| Problem details |
Output the lines that follow exactly as they are.

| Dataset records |
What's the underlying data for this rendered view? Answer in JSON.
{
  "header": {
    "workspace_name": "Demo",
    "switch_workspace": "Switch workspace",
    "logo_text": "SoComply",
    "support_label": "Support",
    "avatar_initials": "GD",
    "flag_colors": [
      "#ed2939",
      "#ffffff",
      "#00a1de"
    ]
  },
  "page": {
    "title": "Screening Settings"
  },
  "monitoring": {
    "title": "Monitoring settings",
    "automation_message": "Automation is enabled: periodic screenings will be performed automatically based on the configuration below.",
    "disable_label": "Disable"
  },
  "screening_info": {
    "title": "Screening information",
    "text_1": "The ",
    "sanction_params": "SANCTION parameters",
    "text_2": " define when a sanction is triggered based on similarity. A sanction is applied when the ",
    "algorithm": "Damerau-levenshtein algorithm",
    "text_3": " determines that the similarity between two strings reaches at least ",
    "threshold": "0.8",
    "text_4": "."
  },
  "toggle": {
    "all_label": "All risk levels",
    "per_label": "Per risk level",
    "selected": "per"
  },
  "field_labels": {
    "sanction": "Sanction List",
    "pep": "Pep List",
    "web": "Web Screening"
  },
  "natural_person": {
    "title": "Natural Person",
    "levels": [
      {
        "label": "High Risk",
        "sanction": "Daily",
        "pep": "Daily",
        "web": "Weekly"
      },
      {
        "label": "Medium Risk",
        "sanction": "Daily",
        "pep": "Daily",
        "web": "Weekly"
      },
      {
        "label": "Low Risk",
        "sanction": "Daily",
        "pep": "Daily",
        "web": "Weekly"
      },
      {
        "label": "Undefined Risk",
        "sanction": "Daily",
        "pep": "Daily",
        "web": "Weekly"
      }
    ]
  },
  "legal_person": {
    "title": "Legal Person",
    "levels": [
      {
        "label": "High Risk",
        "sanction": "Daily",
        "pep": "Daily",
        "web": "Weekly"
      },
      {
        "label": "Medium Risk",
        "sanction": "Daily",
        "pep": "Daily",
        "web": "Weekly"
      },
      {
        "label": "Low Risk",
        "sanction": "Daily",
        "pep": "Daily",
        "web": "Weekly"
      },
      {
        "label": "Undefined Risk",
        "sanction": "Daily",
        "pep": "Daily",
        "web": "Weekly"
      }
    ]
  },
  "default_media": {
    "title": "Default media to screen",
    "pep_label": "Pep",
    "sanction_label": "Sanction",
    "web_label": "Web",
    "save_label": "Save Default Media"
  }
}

| The result |
What's the underlying data for this rendered view? Answer in JSON.
{
  "header": {
    "workspace_name": "Demo",
    "switch_workspace": "Switch workspace",
    "logo_text": "SoComply",
    "support_label": "Support",
    "avatar_initials": "GD",
    "flag_colors": [
      "#ed2939",
      "#ffffff",
      "#00a1de"
    ]
  },
  "page": {
    "title": "Screening Settings"
  },
  "monitoring": {
    "title": "Monitoring settings",
    "automation_message": "Automation is enabled: periodic screenings will be performed automatically based on the configuration below.",
    "disable_label": "Disable"
  },
  "screening_info": {
    "title": "Screening information",
    "text_1": "The ",
    "sanction_params": "SANCTION parameters",
    "text_2": " define when a sanction is triggered based on similarity. A sanction is applied when the ",
    "algorithm": "Damerau-levenshtein algorithm",
    "text_3": " determines that the similarity between two strings reaches at least ",
    "threshold": "0.8",
    "text_4": "."
  },
  "toggle": {
    "all_label": "All risk levels",
    "per_label": "Per risk level",
    "selected": "per"
  },
  "field_labels": {
    "sanction": "Sanction List",
    "pep": "Pep List",
    "web": "Web Screening"
  },
  "natural_person": {
    "title": "Natural Person",
    "levels": [
      {
        "label": "High Risk",
        "sanction": "Daily",
        "pep": "Daily",
        "web": "Weekly"
      },
      {
        "label": "Medium Risk",
        "sanction": "Daily",
        "pep": "Daily",
        "web": "Weekly"
      },
      {
        "label": "Low Risk",
        "sanction": "Daily",
        "pep": "Daily",
        "web": "Weekly"
      },
      {
        "label": "Undefined Risk",
        "sanction": "Daily",
        "pep": "Daily",
        "web": "Weekly"
      }
    ]
  },
  "legal_person": {
    "title": "Legal Person",
    "levels": [
      {
        "label": "High Risk",
        "sanction": "Daily",
        "pep": "Daily",
        "web": "Weekly"
      },
      {
        "label": "Medium Risk",
        "sanction": "Daily",
        "pep": "Daily",
        "web": "Weekly"
      },
      {
        "label": "Low Risk",
        "sanction": "Daily",
        "pep": "Daily",
        "web": "Weekly"
      },
      {
        "label": "Undefined Risk",
        "sanction": "Daily",
        "pep": "Daily",
        "web": "Weekly"
      }
    ]
  },
  "default_media": {
    "title": "Default media to screen",
    "pep_label": "Pep",
    "sanction_label": "Sanction",
    "web_label": "Web",
    "save_label": "Save Default Media"
  }
}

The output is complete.